#### Written exercise
Find each line holding "date" and copy it out.

──────────

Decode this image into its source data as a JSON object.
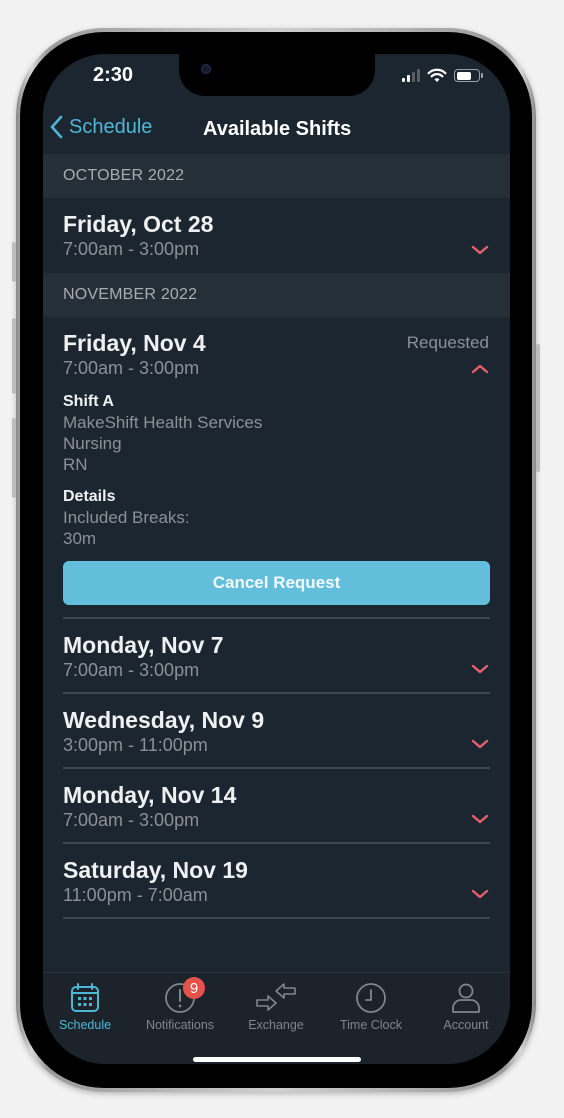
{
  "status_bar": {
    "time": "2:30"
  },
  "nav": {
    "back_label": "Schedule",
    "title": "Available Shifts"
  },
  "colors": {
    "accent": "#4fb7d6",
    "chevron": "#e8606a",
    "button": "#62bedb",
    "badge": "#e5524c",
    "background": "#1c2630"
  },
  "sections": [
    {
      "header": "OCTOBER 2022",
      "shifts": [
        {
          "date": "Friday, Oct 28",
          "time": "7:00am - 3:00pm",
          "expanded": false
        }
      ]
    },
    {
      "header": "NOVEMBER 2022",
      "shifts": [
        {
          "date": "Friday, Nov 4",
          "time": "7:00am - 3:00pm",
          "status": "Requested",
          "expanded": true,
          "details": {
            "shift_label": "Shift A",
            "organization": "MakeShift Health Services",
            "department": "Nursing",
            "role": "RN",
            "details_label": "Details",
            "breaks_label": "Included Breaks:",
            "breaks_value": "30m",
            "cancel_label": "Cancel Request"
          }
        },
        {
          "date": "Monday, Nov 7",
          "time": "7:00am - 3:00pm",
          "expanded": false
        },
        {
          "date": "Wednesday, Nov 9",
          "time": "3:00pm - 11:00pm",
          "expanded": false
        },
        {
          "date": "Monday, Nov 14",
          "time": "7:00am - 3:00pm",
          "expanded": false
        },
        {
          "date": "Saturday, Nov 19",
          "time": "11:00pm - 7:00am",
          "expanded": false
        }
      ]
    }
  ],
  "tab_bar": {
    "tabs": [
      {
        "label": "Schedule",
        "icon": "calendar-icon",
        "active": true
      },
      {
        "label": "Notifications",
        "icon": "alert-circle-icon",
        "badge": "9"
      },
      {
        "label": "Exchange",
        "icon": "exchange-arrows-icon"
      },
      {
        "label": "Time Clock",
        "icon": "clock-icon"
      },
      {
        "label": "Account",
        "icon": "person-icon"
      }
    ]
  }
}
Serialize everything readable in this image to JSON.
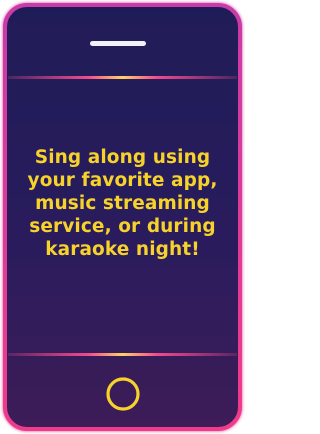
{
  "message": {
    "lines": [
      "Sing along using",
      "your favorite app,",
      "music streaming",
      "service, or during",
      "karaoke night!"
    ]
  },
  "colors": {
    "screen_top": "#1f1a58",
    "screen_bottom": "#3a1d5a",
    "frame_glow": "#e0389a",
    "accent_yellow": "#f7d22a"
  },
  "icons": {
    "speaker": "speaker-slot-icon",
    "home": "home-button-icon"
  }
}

──────────

#### Full solution
          "date": "Friday, Oct 28",
          "date": "Friday, Nov 4",
          "date": "Monday, Nov 7",
          "date": "Wednesday, Nov 9",
          "date": "Monday, Nov 14",
          "date": "Saturday, Nov 19",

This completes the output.